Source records
┏━━

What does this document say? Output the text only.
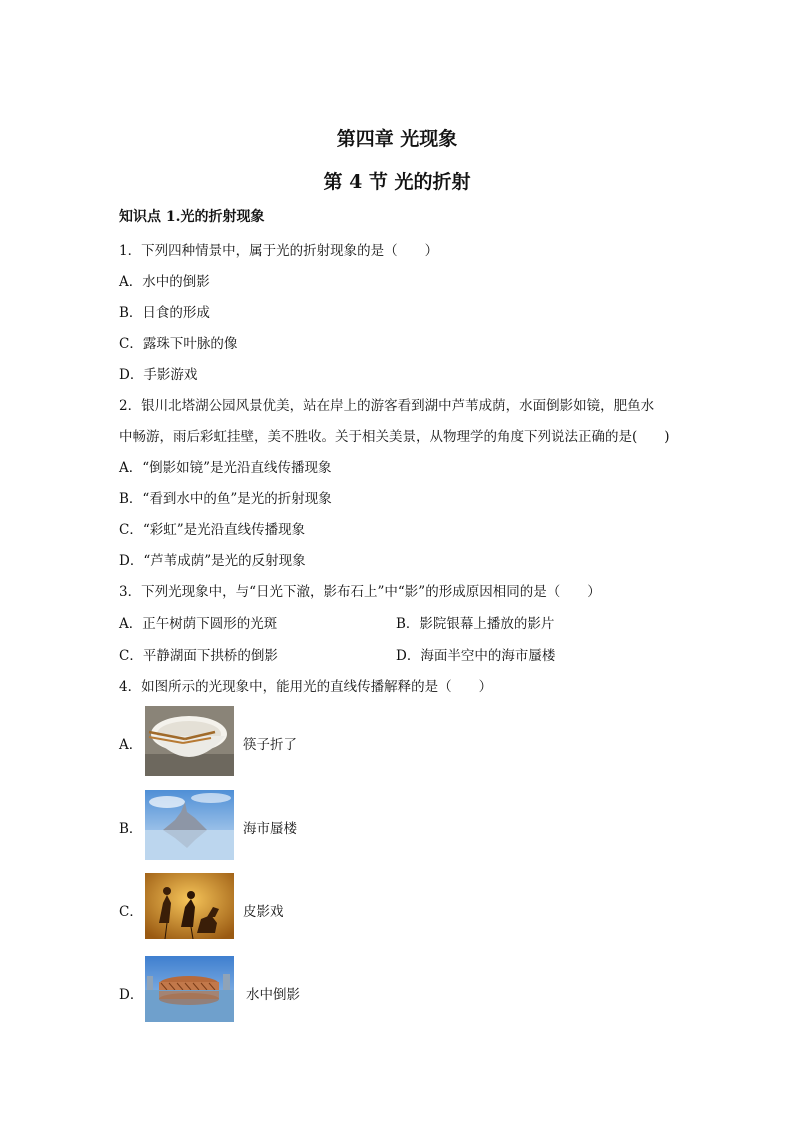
第四章 光现象
第 4 节 光的折射
知识点 1.光的折射现象
1．下列四种情景中，属于光的折射现象的是（　　）
A．水中的倒影
B．日食的形成
C．露珠下叶脉的像
D．手影游戏
2．银川北塔湖公园风景优美，站在岸上的游客看到湖中芦苇成荫，水面倒影如镜，肥鱼水
中畅游，雨后彩虹挂壁，美不胜收。关于相关美景，从物理学的角度下列说法正确的是(　　)
A．“倒影如镜”是光沿直线传播现象
B．“看到水中的鱼”是光的折射现象
C．“彩虹”是光沿直线传播现象
D．“芦苇成荫”是光的反射现象
3．下列光现象中，与“日光下澈，影布石上”中“影”的形成原因相同的是（　　）
A．正午树荫下圆形的光斑	B．影院银幕上播放的影片
C．平静湖面下拱桥的倒影	D．海面半空中的海市蜃楼
4．如图所示的光现象中，能用光的直线传播解释的是（　　）
A．	筷子折了
B．	海市蜃楼
C．	皮影戏
D．	水中倒影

┗━━

> [What is expected] Keep every word of the data as it is when you write it out, but drop the pictures.

> [Result]
What does this document say? Output the text only.
第四章 光现象
第 4 节 光的折射
知识点 1.光的折射现象
1．下列四种情景中，属于光的折射现象的是（　　）
A．水中的倒影
B．日食的形成
C．露珠下叶脉的像
D．手影游戏
2．银川北塔湖公园风景优美，站在岸上的游客看到湖中芦苇成荫，水面倒影如镜，肥鱼水
中畅游，雨后彩虹挂壁，美不胜收。关于相关美景，从物理学的角度下列说法正确的是(　　)
A．“倒影如镜”是光沿直线传播现象
B．“看到水中的鱼”是光的折射现象
C．“彩虹”是光沿直线传播现象
D．“芦苇成荫”是光的反射现象
3．下列光现象中，与“日光下澈，影布石上”中“影”的形成原因相同的是（　　）
A．正午树荫下圆形的光斑	B．影院银幕上播放的影片
C．平静湖面下拱桥的倒影	D．海面半空中的海市蜃楼
4．如图所示的光现象中，能用光的直线传播解释的是（　　）
A．	筷子折了
B．	海市蜃楼
C．	皮影戏
D．	水中倒影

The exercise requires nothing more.